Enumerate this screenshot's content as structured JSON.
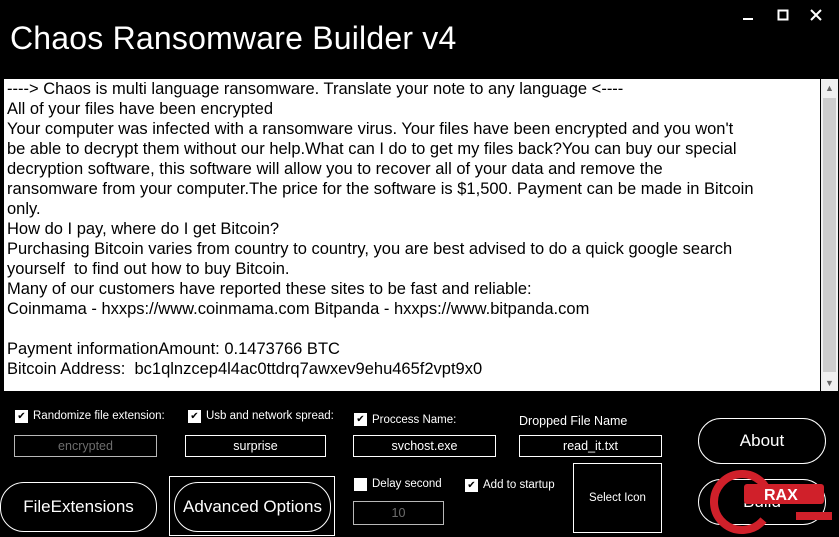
{
  "window": {
    "title": "Chaos Ransomware Builder v4",
    "minimize_icon": "minimize-icon",
    "maximize_icon": "maximize-icon",
    "close_icon": "close-icon"
  },
  "note": {
    "lines": [
      "----> Chaos is multi language ransomware. Translate your note to any language <----",
      "All of your files have been encrypted",
      "Your computer was infected with a ransomware virus. Your files have been encrypted and you won't",
      "be able to decrypt them without our help.What can I do to get my files back?You can buy our special",
      "decryption software, this software will allow you to recover all of your data and remove the",
      "ransomware from your computer.The price for the software is $1,500. Payment can be made in Bitcoin",
      "only.",
      "How do I pay, where do I get Bitcoin?",
      "Purchasing Bitcoin varies from country to country, you are best advised to do a quick google search",
      "yourself  to find out how to buy Bitcoin.",
      "Many of our customers have reported these sites to be fast and reliable:",
      "Coinmama - hxxps://www.coinmama.com Bitpanda - hxxps://www.bitpanda.com",
      "",
      "Payment informationAmount: 0.1473766 BTC",
      "Bitcoin Address:  bc1qlnzcep4l4ac0ttdrq7awxev9ehu465f2vpt9x0"
    ]
  },
  "options": {
    "randomize_ext": {
      "label": "Randomize file extension:",
      "checked": true,
      "value": "encrypted"
    },
    "usb_spread": {
      "label": "Usb and network spread:",
      "checked": true,
      "value": "surprise"
    },
    "process_name": {
      "label": "Proccess Name:",
      "checked": true,
      "value": "svchost.exe"
    },
    "dropped_file": {
      "label": "Dropped File Name",
      "value": "read_it.txt"
    },
    "delay": {
      "label": "Delay second",
      "checked": false,
      "value": "10"
    },
    "startup": {
      "label": "Add to startup",
      "checked": true
    }
  },
  "buttons": {
    "file_extensions": "FileExtensions",
    "advanced_options": "Advanced Options",
    "about": "About",
    "build": "Build",
    "select_icon": "Select Icon"
  },
  "colors": {
    "background": "#000000",
    "text": "#ffffff",
    "note_bg": "#ffffff",
    "watermark_red": "#d0202a"
  }
}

What is expected –
Repeat the material line for line. Pictures stay out of the copy.

Written solution –
Enumerate this screenshot's content as structured JSON.
{
  "window": {
    "title": "Chaos Ransomware Builder v4",
    "minimize_icon": "minimize-icon",
    "maximize_icon": "maximize-icon",
    "close_icon": "close-icon"
  },
  "note": {
    "lines": [
      "----> Chaos is multi language ransomware. Translate your note to any language <----",
      "All of your files have been encrypted",
      "Your computer was infected with a ransomware virus. Your files have been encrypted and you won't",
      "be able to decrypt them without our help.What can I do to get my files back?You can buy our special",
      "decryption software, this software will allow you to recover all of your data and remove the",
      "ransomware from your computer.The price for the software is $1,500. Payment can be made in Bitcoin",
      "only.",
      "How do I pay, where do I get Bitcoin?",
      "Purchasing Bitcoin varies from country to country, you are best advised to do a quick google search",
      "yourself  to find out how to buy Bitcoin.",
      "Many of our customers have reported these sites to be fast and reliable:",
      "Coinmama - hxxps://www.coinmama.com Bitpanda - hxxps://www.bitpanda.com",
      "",
      "Payment informationAmount: 0.1473766 BTC",
      "Bitcoin Address:  bc1qlnzcep4l4ac0ttdrq7awxev9ehu465f2vpt9x0"
    ]
  },
  "options": {
    "randomize_ext": {
      "label": "Randomize file extension:",
      "checked": true,
      "value": "encrypted"
    },
    "usb_spread": {
      "label": "Usb and network spread:",
      "checked": true,
      "value": "surprise"
    },
    "process_name": {
      "label": "Proccess Name:",
      "checked": true,
      "value": "svchost.exe"
    },
    "dropped_file": {
      "label": "Dropped File Name",
      "value": "read_it.txt"
    },
    "delay": {
      "label": "Delay second",
      "checked": false,
      "value": "10"
    },
    "startup": {
      "label": "Add to startup",
      "checked": true
    }
  },
  "buttons": {
    "file_extensions": "FileExtensions",
    "advanced_options": "Advanced Options",
    "about": "About",
    "build": "Build",
    "select_icon": "Select Icon"
  },
  "colors": {
    "background": "#000000",
    "text": "#ffffff",
    "note_bg": "#ffffff",
    "watermark_red": "#d0202a"
  }
}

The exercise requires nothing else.